=== To be done ===
From the entries below, work out the number of lines that hold the word "อทองคำลงยา", and give that number alone.

=== Data to use ===
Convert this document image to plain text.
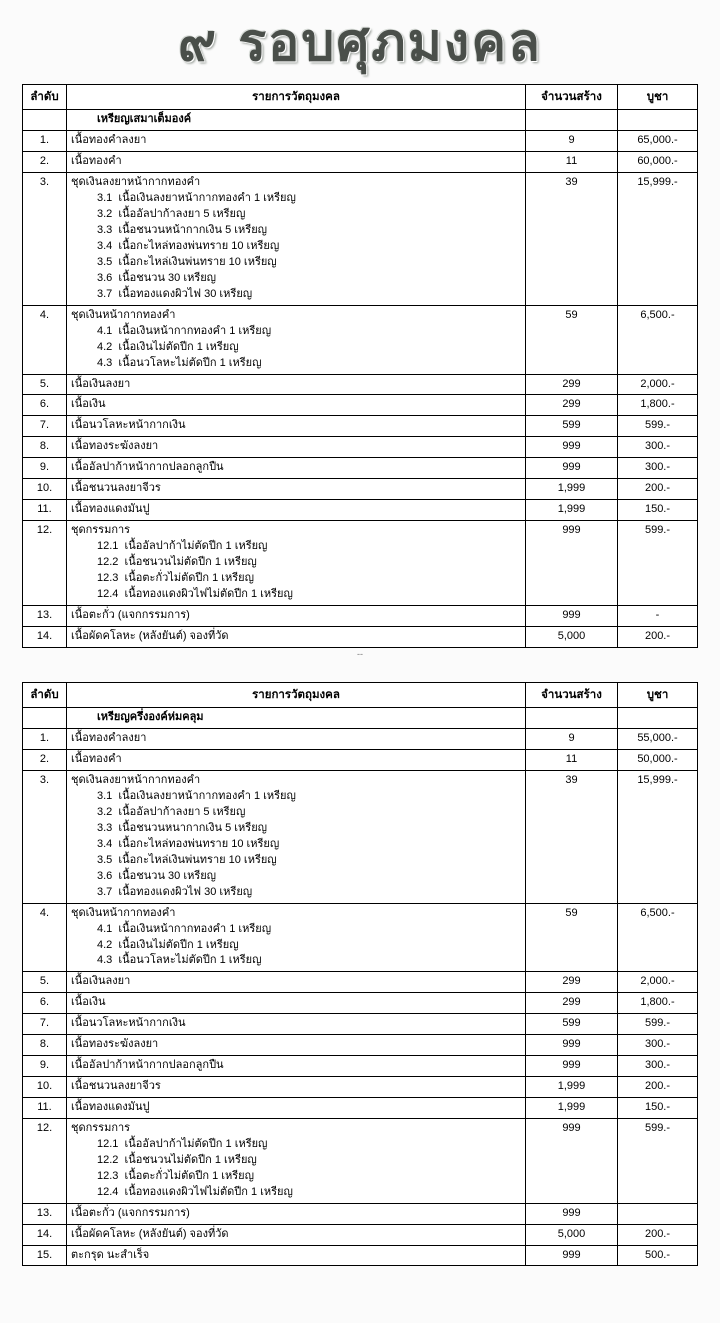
๙ รอบศุภมงคล
ลำดับ	รายการวัตถุมงคล	จำนวนสร้าง	บูชา
	เหรียญเสมาเต็มองค์		
1.	เนื้อทองคำลงยา	9	65,000.-
2.	เนื้อทองคำ	11	60,000.-
3.	ชุดเงินลงยาหน้ากากทองคำ
3.1  เนื้อเงินลงยาหน้ากากทองคำ 1 เหรียญ
3.2  เนื้ออัลปาก้าลงยา 5 เหรียญ
3.3  เนื้อชนวนหน้ากากเงิน 5 เหรียญ
3.4  เนื้อกะไหล่ทองพ่นทราย 10 เหรียญ
3.5  เนื้อกะไหล่เงินพ่นทราย 10 เหรียญ
3.6  เนื้อชนวน 30 เหรียญ
3.7  เนื้อทองแดงผิวไฟ 30 เหรียญ
	39	15,999.-
4.	ชุดเงินหน้ากากทองคำ
4.1  เนื้อเงินหน้ากากทองคำ 1 เหรียญ
4.2  เนื้อเงินไม่ตัดปีก 1 เหรียญ
4.3  เนื้อนวโลหะไม่ตัดปีก 1 เหรียญ	59	6,500.-
5.	เนื้อเงินลงยา	299	2,000.-
6.	เนื้อเงิน	299	1,800.-
7.	เนื้อนวโลหะหน้ากากเงิน	599	599.-
8.	เนื้อทองระฆังลงยา	999	300.-
9.	เนื้ออัลปาก้าหน้ากากปลอกลูกปืน	999	300.-
10.	เนื้อชนวนลงยาจีวร	1,999	200.-
11.	เนื้อทองแดงมันปู	1,999	150.-
12.	ชุดกรรมการ
12.1  เนื้ออัลปาก้าไม่ตัดปีก 1 เหรียญ
12.2  เนื้อชนวนไม่ตัดปีก 1 เหรียญ
12.3  เนื้อตะกั่วไม่ตัดปีก 1 เหรียญ
12.4  เนื้อทองแดงผิวไฟไม่ตัดปีก 1 เหรียญ	999	599.-
13.	เนื้อตะกั่ว (แจกกรรมการ)	999	-
14.	เนื้อผัดคโลหะ (หลังยันต์) จองที่วัด	5,000	200.-
--
ลำดับ	รายการวัตถุมงคล	จำนวนสร้าง	บูชา
	เหรียญครึ่งองค์ห่มคลุม		
1.	เนื้อทองคำลงยา	9	55,000.-
2.	เนื้อทองคำ	11	50,000.-
3.	ชุดเงินลงยาหน้ากากทองคำ
3.1  เนื้อเงินลงยาหน้ากากทองคำ 1 เหรียญ
3.2  เนื้ออัลปาก้าลงยา 5 เหรียญ
3.3  เนื้อชนวนหนากากเงิน 5 เหรียญ
3.4  เนื้อกะไหล่ทองพ่นทราย 10 เหรียญ
3.5  เนื้อกะไหล่เงินพ่นทราย 10 เหรียญ
3.6  เนื้อชนวน 30 เหรียญ
3.7  เนื้อทองแดงผิวไฟ 30 เหรียญ
	39	15,999.-
4.	ชุดเงินหน้ากากทองคำ
4.1  เนื้อเงินหน้ากากทองคำ 1 เหรียญ
4.2  เนื้อเงินไม่ตัดปีก 1 เหรียญ
4.3  เนื้อนวโลหะไม่ตัดปีก 1 เหรียญ	59	6,500.-
5.	เนื้อเงินลงยา	299	2,000.-
6.	เนื้อเงิน	299	1,800.-
7.	เนื้อนวโลหะหน้ากากเงิน	599	599.-
8.	เนื้อทองระฆังลงยา	999	300.-
9.	เนื้ออัลปาก้าหน้ากากปลอกลูกปืน	999	300.-
10.	เนื้อชนวนลงยาจีวร	1,999	200.-
11.	เนื้อทองแดงมันปู	1,999	150.-
12.	ชุดกรรมการ
12.1  เนื้ออัลปาก้าไม่ตัดปีก 1 เหรียญ
12.2  เนื้อชนวนไม่ตัดปีก 1 เหรียญ
12.3  เนื้อตะกั่วไม่ตัดปีก 1 เหรียญ
12.4  เนื้อทองแดงผิวไฟไม่ตัดปีก 1 เหรียญ	999	599.-
13.	เนื้อตะกั่ว (แจกกรรมการ)	999	
14.	เนื้อผัดคโลหะ (หลังยันต์) จองที่วัด	5,000	200.-
15.	ตะกรุด นะสำเร็จ	999	500.-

=== The completed task ===
2